== DESCRIPTION OF THE TASK ==
Set the listing down again in full, word for word, with the pictures left out.

+--

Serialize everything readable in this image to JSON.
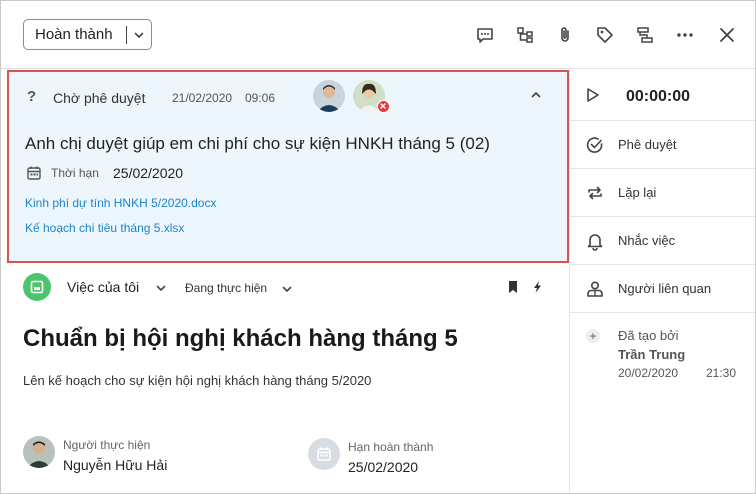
{
  "header": {
    "status_label": "Hoàn thành",
    "tools": [
      "comment-icon",
      "subtask-icon",
      "attachment-icon",
      "tag-icon",
      "workflow-icon",
      "more-icon",
      "close-icon"
    ]
  },
  "approval": {
    "status_icon": "?",
    "status": "Chờ phê duyệt",
    "date": "21/02/2020",
    "time": "09:06",
    "title": "Anh chị duyệt giúp em chi phí cho sự kiện HNKH tháng 5 (02)",
    "deadline_label": "Thời hạn",
    "deadline_value": "25/02/2020",
    "attachments": [
      "Kinh phí dự tính HNKH 5/2020.docx",
      "Kế hoạch chi tiêu tháng 5.xlsx"
    ]
  },
  "task": {
    "category": "Việc của tôi",
    "progress": "Đang thực hiện",
    "title": "Chuẩn bị hội nghị khách hàng tháng 5",
    "description": "Lên kế hoạch cho sự kiện hội nghị khách hàng tháng 5/2020",
    "assignee_label": "Người thực hiện",
    "assignee_name": "Nguyễn Hữu Hải",
    "due_label": "Hạn hoàn thành",
    "due_value": "25/02/2020"
  },
  "right_panel": {
    "timer": "00:00:00",
    "items": [
      {
        "label": "Phê duyệt",
        "icon": "approve-icon"
      },
      {
        "label": "Lặp lại",
        "icon": "repeat-icon"
      },
      {
        "label": "Nhắc việc",
        "icon": "bell-icon"
      },
      {
        "label": "Người liên quan",
        "icon": "people-icon"
      }
    ],
    "created_label": "Đã tạo bởi",
    "created_by": "Trần Trung",
    "created_date": "20/02/2020",
    "created_time": "21:30"
  },
  "colors": {
    "accent_link": "#1a86d0",
    "highlight_border": "#d9534f",
    "card_bg": "#eef6fd",
    "category_green": "#4cc46b",
    "reject_red": "#e03a3a"
  }
}
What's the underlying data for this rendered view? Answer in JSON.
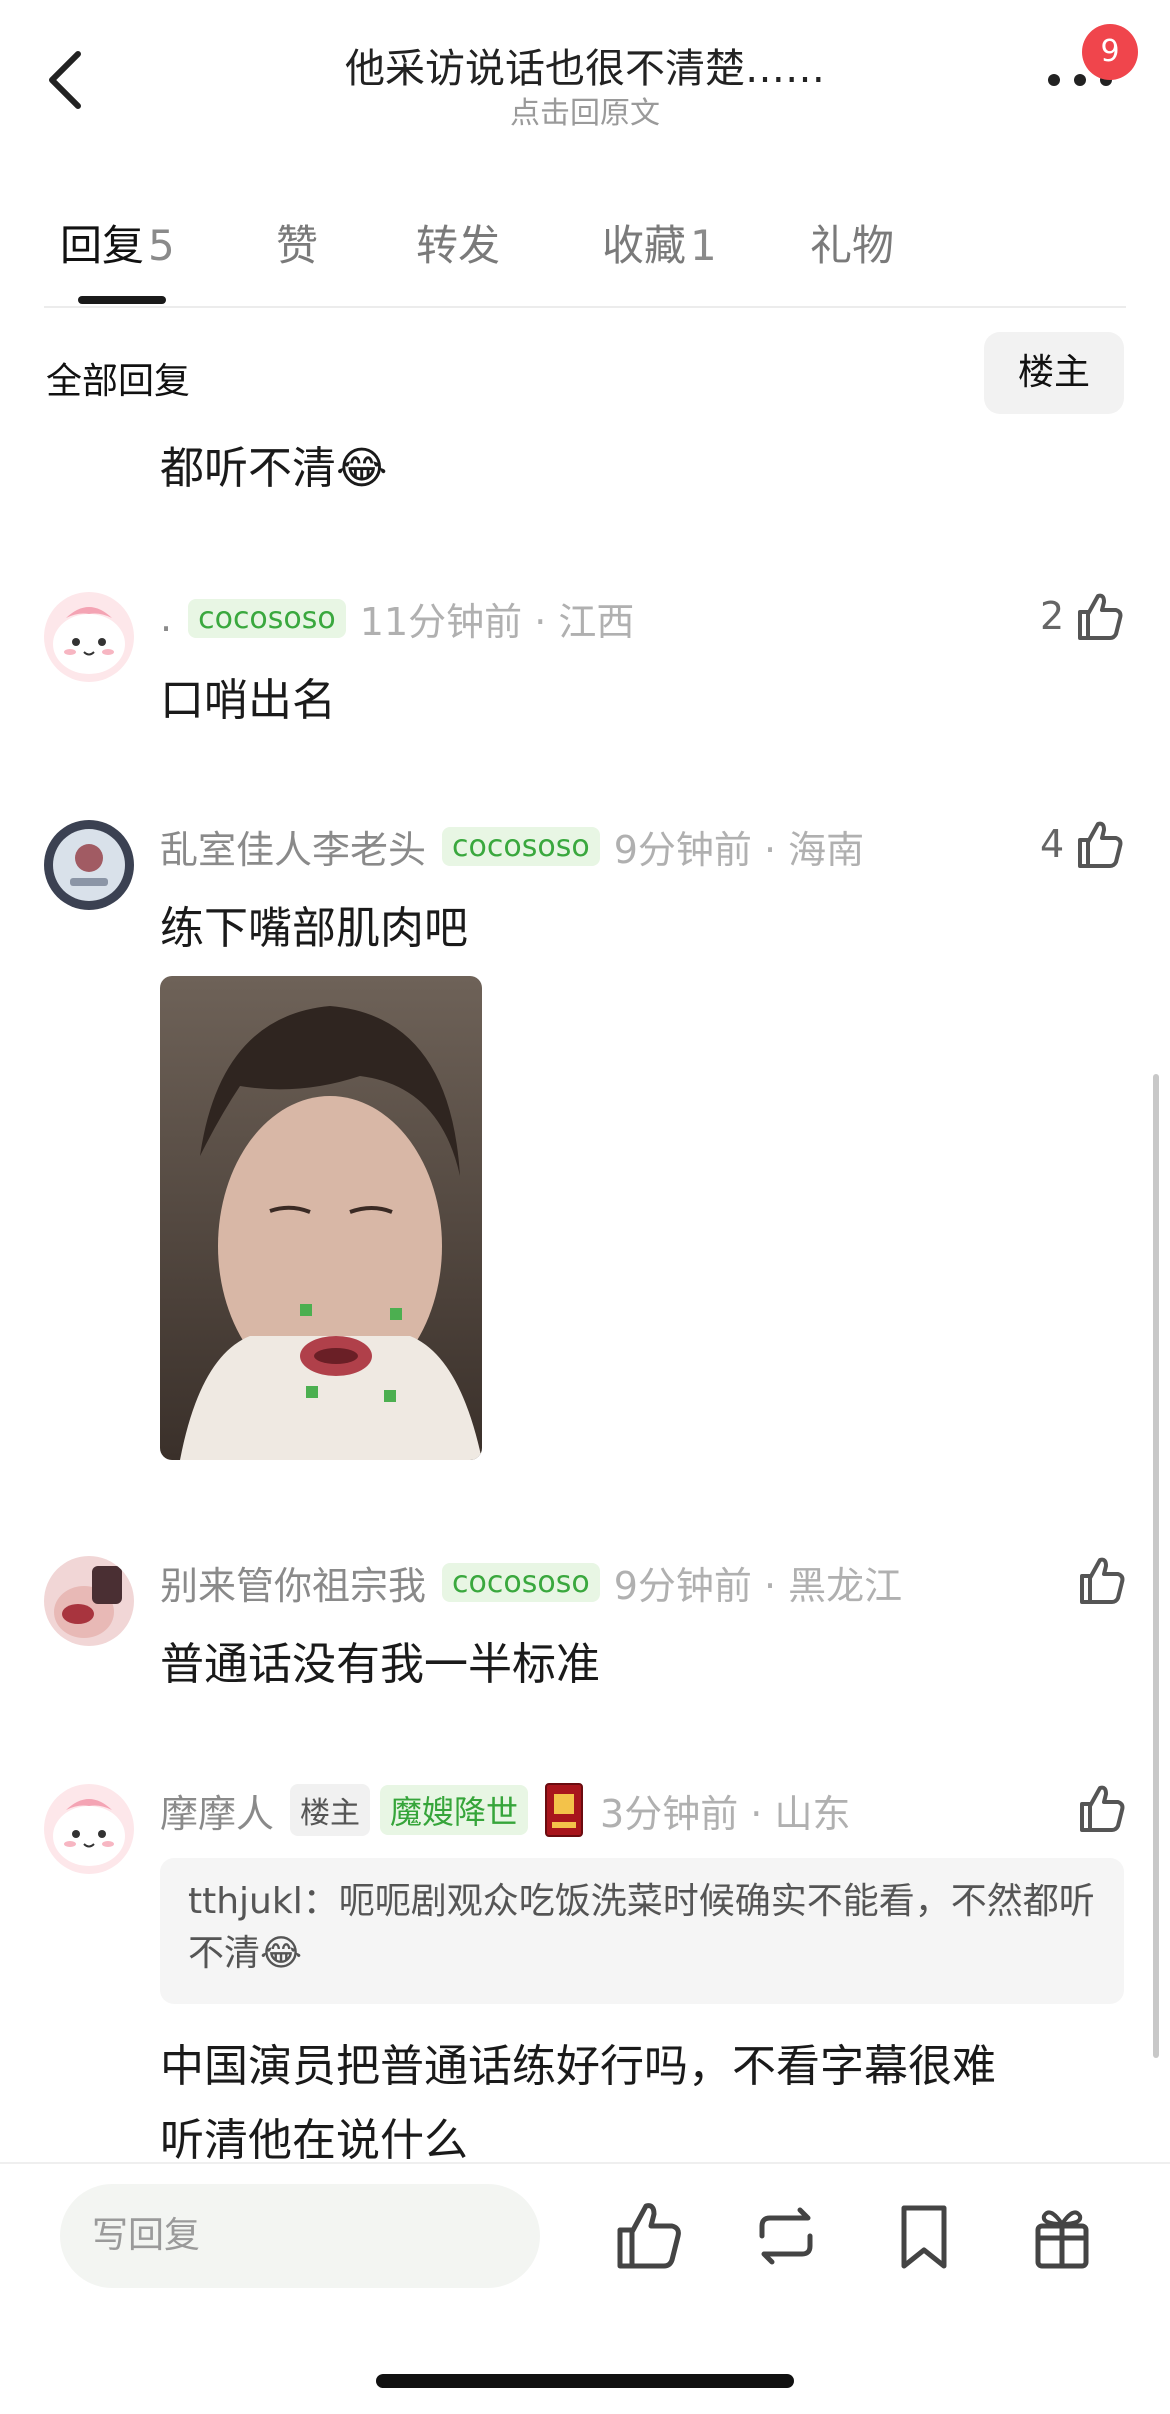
{
  "header": {
    "title": "他采访说话也很不清楚……",
    "subtitle": "点击回原文",
    "badge_count": "9"
  },
  "tabs": [
    {
      "label": "回复",
      "count": "5"
    },
    {
      "label": "赞"
    },
    {
      "label": "转发"
    },
    {
      "label": "收藏",
      "count": "1"
    },
    {
      "label": "礼物"
    }
  ],
  "section": {
    "all_replies": "全部回复",
    "owner_filter": "楼主"
  },
  "comments": [
    {
      "text": "都听不清😂"
    },
    {
      "username": ".",
      "tag": "cocososo",
      "time": "11分钟前 · 江西",
      "likes": "2",
      "text": "口哨出名"
    },
    {
      "username": "乱室佳人李老头",
      "tag": "cocososo",
      "time": "9分钟前 · 海南",
      "likes": "4",
      "text": "练下嘴部肌肉吧"
    },
    {
      "username": "别来管你祖宗我",
      "tag": "cocososo",
      "time": "9分钟前 · 黑龙江",
      "text": "普通话没有我一半标准"
    },
    {
      "username": "摩摩人",
      "owner_tag": "楼主",
      "tag": "魔嫂降世",
      "time": "3分钟前 · 山东",
      "quote": "tthjukl：呃呃剧观众吃饭洗菜时候确实不能看，不然都听不清😂",
      "text_line1": "中国演员把普通话练好行吗，不看字幕很难",
      "text_line2": "听清他在说什么"
    }
  ],
  "bottom_bar": {
    "reply_placeholder": "写回复"
  }
}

+--

== COMPLETED TASK ==
Serialize everything readable in this image to JSON.
{
  "header": {
    "status_label": "Hoàn thành",
    "tools": [
      "comment-icon",
      "subtask-icon",
      "attachment-icon",
      "tag-icon",
      "workflow-icon",
      "more-icon",
      "close-icon"
    ]
  },
  "approval": {
    "status_icon": "?",
    "status": "Chờ phê duyệt",
    "date": "21/02/2020",
    "time": "09:06",
    "title": "Anh chị duyệt giúp em chi phí cho sự kiện HNKH tháng 5 (02)",
    "deadline_label": "Thời hạn",
    "deadline_value": "25/02/2020",
    "attachments": [
      "Kinh phí dự tính HNKH 5/2020.docx",
      "Kế hoạch chi tiêu tháng 5.xlsx"
    ]
  },
  "task": {
    "category": "Việc của tôi",
    "progress": "Đang thực hiện",
    "title": "Chuẩn bị hội nghị khách hàng tháng 5",
    "description": "Lên kế hoạch cho sự kiện hội nghị khách hàng tháng 5/2020",
    "assignee_label": "Người thực hiện",
    "assignee_name": "Nguyễn Hữu Hải",
    "due_label": "Hạn hoàn thành",
    "due_value": "25/02/2020"
  },
  "right_panel": {
    "timer": "00:00:00",
    "items": [
      {
        "label": "Phê duyệt",
        "icon": "approve-icon"
      },
      {
        "label": "Lặp lại",
        "icon": "repeat-icon"
      },
      {
        "label": "Nhắc việc",
        "icon": "bell-icon"
      },
      {
        "label": "Người liên quan",
        "icon": "people-icon"
      }
    ],
    "created_label": "Đã tạo bởi",
    "created_by": "Trần Trung",
    "created_date": "20/02/2020",
    "created_time": "21:30"
  },
  "colors": {
    "accent_link": "#1a86d0",
    "highlight_border": "#d9534f",
    "card_bg": "#eef6fd",
    "category_green": "#4cc46b",
    "reject_red": "#e03a3a"
  }
}
What's the underlying data for this rendered view? Answer in JSON.
{
  "header": {
    "title": "他采访说话也很不清楚……",
    "subtitle": "点击回原文",
    "badge_count": "9"
  },
  "tabs": [
    {
      "label": "回复",
      "count": "5"
    },
    {
      "label": "赞"
    },
    {
      "label": "转发"
    },
    {
      "label": "收藏",
      "count": "1"
    },
    {
      "label": "礼物"
    }
  ],
  "section": {
    "all_replies": "全部回复",
    "owner_filter": "楼主"
  },
  "comments": [
    {
      "text": "都听不清😂"
    },
    {
      "username": ".",
      "tag": "cocososo",
      "time": "11分钟前 · 江西",
      "likes": "2",
      "text": "口哨出名"
    },
    {
      "username": "乱室佳人李老头",
      "tag": "cocososo",
      "time": "9分钟前 · 海南",
      "likes": "4",
      "text": "练下嘴部肌肉吧"
    },
    {
      "username": "别来管你祖宗我",
      "tag": "cocososo",
      "time": "9分钟前 · 黑龙江",
      "text": "普通话没有我一半标准"
    },
    {
      "username": "摩摩人",
      "owner_tag": "楼主",
      "tag": "魔嫂降世",
      "time": "3分钟前 · 山东",
      "quote": "tthjukl：呃呃剧观众吃饭洗菜时候确实不能看，不然都听不清😂",
      "text_line1": "中国演员把普通话练好行吗，不看字幕很难",
      "text_line2": "听清他在说什么"
    }
  ],
  "bottom_bar": {
    "reply_placeholder": "写回复"
  }
}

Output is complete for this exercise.